Stated problem: What lines of the data hold the string "Vertical"? Pull each one out.
[START Raw data]
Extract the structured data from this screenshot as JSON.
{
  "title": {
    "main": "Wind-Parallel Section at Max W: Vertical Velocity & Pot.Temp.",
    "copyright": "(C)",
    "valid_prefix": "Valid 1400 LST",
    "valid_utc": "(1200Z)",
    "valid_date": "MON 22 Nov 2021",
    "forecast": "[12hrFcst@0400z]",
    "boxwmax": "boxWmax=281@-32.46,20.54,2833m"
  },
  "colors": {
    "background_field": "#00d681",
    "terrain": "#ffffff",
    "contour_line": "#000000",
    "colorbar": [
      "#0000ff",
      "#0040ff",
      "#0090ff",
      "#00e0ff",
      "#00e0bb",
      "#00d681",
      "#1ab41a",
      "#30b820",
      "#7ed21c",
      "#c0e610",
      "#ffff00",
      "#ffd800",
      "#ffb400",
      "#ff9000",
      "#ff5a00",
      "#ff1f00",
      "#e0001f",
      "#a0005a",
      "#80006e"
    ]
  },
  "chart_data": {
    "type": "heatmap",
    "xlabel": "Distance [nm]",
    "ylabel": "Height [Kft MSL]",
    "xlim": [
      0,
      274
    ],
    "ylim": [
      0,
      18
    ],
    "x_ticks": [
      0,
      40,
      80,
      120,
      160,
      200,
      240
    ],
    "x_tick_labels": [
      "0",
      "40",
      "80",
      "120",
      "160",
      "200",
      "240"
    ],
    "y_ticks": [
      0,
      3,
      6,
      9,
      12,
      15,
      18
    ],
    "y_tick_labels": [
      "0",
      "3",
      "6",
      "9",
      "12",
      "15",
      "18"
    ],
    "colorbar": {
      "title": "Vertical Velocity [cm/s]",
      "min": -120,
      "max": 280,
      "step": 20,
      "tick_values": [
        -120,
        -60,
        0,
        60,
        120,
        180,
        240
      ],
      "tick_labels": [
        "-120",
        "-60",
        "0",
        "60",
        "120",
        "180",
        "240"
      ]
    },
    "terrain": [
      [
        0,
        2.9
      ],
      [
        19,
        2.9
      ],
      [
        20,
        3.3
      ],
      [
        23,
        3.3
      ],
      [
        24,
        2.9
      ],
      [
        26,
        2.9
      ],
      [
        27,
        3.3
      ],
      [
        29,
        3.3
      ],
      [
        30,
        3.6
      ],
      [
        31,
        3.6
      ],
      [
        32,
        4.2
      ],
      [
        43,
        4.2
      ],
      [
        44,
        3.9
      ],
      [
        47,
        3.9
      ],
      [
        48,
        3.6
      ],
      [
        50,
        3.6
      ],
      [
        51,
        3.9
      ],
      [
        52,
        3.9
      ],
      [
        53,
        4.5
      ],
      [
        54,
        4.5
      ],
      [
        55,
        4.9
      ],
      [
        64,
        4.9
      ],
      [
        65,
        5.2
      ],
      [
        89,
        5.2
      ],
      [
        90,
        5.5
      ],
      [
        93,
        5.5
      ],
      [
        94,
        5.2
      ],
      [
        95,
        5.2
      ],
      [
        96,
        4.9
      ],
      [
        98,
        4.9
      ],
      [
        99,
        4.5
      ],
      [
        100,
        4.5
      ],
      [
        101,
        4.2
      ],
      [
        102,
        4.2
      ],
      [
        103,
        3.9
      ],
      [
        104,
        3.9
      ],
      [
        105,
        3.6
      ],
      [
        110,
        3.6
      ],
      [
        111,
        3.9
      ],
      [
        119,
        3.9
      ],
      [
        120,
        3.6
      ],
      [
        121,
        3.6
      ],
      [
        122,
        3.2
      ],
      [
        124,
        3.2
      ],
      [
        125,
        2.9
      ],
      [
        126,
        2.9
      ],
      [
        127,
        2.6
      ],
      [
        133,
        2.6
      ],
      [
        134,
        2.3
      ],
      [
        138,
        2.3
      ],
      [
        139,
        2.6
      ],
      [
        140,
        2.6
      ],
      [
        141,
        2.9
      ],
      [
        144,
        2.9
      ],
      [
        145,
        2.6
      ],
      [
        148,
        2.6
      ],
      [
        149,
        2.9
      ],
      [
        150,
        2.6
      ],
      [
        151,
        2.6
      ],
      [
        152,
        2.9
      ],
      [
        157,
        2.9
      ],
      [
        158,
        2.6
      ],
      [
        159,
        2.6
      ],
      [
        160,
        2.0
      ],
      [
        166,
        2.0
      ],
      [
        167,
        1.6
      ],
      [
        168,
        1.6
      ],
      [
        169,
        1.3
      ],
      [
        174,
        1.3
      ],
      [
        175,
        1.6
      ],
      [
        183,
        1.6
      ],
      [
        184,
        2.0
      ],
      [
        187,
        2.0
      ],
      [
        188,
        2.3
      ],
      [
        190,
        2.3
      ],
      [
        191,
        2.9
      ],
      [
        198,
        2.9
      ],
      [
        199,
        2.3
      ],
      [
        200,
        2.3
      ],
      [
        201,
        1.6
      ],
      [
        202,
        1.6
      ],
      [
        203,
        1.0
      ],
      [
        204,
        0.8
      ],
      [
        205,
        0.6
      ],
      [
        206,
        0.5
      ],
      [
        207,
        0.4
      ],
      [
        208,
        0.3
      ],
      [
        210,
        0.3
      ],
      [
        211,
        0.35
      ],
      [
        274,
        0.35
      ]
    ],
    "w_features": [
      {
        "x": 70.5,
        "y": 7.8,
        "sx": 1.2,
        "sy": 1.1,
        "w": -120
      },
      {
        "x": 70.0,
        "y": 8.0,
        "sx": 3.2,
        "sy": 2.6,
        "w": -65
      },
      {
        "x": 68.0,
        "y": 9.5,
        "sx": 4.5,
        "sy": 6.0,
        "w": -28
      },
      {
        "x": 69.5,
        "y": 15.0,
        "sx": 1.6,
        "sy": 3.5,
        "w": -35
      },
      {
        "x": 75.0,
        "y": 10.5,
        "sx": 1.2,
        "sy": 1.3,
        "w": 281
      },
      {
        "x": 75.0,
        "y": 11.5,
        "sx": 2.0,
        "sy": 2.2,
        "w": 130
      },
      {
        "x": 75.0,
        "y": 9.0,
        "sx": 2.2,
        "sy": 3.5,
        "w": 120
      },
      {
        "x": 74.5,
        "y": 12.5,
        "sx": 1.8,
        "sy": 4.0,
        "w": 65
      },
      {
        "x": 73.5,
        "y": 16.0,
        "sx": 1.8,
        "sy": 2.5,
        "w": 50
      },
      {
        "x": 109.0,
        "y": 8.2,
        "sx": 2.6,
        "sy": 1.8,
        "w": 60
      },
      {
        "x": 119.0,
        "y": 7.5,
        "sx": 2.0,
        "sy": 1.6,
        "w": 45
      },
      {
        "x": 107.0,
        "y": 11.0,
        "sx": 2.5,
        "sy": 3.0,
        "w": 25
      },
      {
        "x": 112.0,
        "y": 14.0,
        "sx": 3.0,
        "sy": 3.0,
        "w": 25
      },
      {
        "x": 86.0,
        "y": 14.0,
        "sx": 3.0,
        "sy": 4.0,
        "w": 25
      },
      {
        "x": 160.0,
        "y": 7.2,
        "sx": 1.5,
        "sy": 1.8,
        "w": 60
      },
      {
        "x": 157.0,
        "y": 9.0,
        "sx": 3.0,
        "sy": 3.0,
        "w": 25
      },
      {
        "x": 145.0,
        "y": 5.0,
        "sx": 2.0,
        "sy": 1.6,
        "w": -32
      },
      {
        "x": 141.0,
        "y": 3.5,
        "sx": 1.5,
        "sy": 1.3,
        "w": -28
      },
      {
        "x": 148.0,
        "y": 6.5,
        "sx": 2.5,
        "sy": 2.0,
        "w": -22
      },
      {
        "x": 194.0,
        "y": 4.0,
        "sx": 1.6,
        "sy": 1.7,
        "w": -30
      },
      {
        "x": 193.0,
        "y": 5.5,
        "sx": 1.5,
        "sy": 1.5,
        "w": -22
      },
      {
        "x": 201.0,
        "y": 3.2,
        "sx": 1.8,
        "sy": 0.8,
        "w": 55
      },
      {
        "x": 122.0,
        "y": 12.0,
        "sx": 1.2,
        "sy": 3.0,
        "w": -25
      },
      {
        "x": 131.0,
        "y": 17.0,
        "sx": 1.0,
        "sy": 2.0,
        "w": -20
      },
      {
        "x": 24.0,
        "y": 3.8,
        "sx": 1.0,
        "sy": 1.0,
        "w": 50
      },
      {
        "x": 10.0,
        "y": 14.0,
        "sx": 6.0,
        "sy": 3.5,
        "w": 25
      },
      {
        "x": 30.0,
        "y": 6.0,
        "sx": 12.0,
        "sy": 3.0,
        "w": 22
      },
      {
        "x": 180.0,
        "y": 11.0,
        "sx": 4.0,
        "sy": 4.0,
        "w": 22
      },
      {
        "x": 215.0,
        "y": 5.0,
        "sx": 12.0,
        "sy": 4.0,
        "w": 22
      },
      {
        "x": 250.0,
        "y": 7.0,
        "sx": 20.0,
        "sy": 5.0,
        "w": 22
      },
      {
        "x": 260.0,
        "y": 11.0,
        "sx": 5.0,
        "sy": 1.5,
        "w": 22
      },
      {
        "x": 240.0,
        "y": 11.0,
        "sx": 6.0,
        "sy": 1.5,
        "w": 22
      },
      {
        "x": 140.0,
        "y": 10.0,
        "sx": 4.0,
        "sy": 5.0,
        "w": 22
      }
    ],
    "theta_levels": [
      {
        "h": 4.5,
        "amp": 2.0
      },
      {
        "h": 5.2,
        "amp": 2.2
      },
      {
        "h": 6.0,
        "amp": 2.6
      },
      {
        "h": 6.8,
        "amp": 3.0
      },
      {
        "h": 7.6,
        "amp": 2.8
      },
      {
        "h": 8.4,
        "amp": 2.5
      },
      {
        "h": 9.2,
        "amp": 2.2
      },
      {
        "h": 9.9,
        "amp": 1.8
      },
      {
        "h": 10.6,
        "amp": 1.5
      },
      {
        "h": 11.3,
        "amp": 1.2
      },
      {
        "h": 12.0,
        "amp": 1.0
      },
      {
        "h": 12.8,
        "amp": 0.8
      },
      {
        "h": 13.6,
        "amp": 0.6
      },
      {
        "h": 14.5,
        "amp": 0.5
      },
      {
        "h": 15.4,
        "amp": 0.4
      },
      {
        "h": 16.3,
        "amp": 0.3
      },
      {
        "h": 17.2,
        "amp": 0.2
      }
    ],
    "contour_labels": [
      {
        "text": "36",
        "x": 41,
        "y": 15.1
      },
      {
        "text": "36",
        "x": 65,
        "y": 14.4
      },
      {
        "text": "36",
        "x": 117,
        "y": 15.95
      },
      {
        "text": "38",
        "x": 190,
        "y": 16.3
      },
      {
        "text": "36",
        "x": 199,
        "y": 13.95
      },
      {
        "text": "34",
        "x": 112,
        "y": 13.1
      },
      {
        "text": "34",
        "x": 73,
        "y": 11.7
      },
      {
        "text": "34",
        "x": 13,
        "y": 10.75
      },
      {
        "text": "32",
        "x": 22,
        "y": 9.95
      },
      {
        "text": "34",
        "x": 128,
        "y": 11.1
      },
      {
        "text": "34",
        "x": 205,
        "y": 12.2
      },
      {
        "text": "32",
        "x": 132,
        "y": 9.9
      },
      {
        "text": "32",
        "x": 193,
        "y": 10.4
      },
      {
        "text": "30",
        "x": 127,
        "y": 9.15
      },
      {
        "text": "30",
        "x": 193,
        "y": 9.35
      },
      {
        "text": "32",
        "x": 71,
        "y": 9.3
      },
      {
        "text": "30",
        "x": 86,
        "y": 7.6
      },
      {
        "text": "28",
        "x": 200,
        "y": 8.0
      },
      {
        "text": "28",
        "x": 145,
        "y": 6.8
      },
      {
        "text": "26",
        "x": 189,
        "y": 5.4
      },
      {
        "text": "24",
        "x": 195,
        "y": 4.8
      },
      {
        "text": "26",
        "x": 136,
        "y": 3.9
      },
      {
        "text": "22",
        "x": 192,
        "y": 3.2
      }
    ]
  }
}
[END Raw data]
The response:
    "main": "Wind-Parallel Section at Max W: Vertical Velocity & Pot.Temp.",
      "title": "Vertical Velocity [cm/s]",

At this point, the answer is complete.